RECORDS FOR THE EXERCISE
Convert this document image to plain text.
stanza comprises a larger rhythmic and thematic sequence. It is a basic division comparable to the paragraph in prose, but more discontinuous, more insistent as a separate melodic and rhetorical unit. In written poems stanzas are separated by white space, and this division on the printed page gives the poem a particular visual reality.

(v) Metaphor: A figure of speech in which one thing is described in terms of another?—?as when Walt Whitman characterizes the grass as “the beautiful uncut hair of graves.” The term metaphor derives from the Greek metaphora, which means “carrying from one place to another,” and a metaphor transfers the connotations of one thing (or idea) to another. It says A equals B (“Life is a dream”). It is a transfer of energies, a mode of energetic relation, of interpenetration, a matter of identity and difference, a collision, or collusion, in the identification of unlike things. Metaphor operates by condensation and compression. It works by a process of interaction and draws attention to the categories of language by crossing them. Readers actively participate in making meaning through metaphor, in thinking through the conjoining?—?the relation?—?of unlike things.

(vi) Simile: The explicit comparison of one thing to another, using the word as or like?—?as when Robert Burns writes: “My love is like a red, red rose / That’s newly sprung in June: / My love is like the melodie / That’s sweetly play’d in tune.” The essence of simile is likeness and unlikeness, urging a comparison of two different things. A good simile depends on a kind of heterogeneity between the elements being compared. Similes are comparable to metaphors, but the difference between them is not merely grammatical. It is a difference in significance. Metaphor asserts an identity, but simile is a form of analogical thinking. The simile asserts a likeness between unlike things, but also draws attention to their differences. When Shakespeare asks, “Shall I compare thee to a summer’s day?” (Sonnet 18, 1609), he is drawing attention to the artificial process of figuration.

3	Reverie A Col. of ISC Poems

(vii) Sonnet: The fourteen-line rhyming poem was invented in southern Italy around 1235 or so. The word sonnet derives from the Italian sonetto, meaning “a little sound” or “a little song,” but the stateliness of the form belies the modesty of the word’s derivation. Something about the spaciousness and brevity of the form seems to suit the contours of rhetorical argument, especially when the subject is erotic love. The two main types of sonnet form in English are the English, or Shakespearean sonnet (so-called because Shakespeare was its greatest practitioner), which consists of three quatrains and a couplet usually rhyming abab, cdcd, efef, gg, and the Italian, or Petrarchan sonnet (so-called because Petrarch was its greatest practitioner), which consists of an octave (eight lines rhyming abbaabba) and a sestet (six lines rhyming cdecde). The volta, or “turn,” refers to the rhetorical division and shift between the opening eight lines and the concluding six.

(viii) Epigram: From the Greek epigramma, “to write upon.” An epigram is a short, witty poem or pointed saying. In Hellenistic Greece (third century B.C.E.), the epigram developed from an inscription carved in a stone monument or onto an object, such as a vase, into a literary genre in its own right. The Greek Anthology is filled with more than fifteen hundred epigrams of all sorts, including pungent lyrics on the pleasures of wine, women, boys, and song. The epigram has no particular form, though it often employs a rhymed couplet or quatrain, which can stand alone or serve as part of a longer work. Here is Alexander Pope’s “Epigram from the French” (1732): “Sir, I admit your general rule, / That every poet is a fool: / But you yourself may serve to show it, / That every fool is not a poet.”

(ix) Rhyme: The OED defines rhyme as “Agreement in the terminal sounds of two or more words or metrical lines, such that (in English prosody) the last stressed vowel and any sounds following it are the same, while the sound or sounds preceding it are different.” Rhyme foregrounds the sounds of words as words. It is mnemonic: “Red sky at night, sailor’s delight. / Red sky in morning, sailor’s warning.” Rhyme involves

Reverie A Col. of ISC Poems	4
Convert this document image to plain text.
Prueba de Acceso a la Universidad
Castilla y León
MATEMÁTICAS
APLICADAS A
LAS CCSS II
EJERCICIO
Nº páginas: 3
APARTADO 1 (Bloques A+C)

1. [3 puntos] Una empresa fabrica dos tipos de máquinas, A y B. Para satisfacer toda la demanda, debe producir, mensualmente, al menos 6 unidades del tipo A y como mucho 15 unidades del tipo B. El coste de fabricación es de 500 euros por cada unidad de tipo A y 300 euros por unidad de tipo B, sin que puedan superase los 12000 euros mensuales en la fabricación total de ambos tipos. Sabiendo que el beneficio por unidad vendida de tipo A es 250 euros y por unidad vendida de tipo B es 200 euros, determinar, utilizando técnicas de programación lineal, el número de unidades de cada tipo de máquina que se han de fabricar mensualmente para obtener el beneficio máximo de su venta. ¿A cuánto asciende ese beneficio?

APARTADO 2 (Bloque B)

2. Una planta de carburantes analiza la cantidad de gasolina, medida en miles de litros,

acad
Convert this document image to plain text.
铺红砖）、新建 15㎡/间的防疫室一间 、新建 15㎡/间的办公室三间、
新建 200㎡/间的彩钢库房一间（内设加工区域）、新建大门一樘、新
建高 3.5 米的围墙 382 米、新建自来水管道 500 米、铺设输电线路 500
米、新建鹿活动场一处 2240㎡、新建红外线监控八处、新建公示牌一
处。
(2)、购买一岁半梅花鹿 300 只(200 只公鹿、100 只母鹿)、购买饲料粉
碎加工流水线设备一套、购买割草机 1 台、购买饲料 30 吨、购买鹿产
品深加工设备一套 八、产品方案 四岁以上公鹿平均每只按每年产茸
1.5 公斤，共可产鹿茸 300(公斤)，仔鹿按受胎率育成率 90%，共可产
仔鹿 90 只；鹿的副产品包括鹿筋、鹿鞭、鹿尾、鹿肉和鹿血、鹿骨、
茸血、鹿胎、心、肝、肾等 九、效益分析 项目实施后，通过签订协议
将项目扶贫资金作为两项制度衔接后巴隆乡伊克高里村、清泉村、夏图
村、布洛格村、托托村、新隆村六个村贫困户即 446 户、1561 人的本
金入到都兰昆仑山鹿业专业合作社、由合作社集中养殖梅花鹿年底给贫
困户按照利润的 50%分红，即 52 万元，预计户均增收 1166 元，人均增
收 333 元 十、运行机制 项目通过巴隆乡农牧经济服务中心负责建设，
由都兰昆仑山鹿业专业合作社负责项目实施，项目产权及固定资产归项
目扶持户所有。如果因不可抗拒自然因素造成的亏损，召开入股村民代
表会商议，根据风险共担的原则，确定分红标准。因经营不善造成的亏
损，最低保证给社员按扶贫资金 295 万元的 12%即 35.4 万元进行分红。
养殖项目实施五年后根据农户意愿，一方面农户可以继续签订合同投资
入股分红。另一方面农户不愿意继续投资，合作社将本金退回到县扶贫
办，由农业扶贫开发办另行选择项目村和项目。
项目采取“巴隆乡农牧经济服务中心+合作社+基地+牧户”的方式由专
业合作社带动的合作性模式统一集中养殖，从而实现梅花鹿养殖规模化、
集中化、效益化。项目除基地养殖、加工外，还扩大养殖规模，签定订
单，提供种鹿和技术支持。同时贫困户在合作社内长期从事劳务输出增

WRITTEN TASK
Some lines of the records may hold the word "couplet". How many do? Answer with a number and nothing else.

FULL RESPONSE
2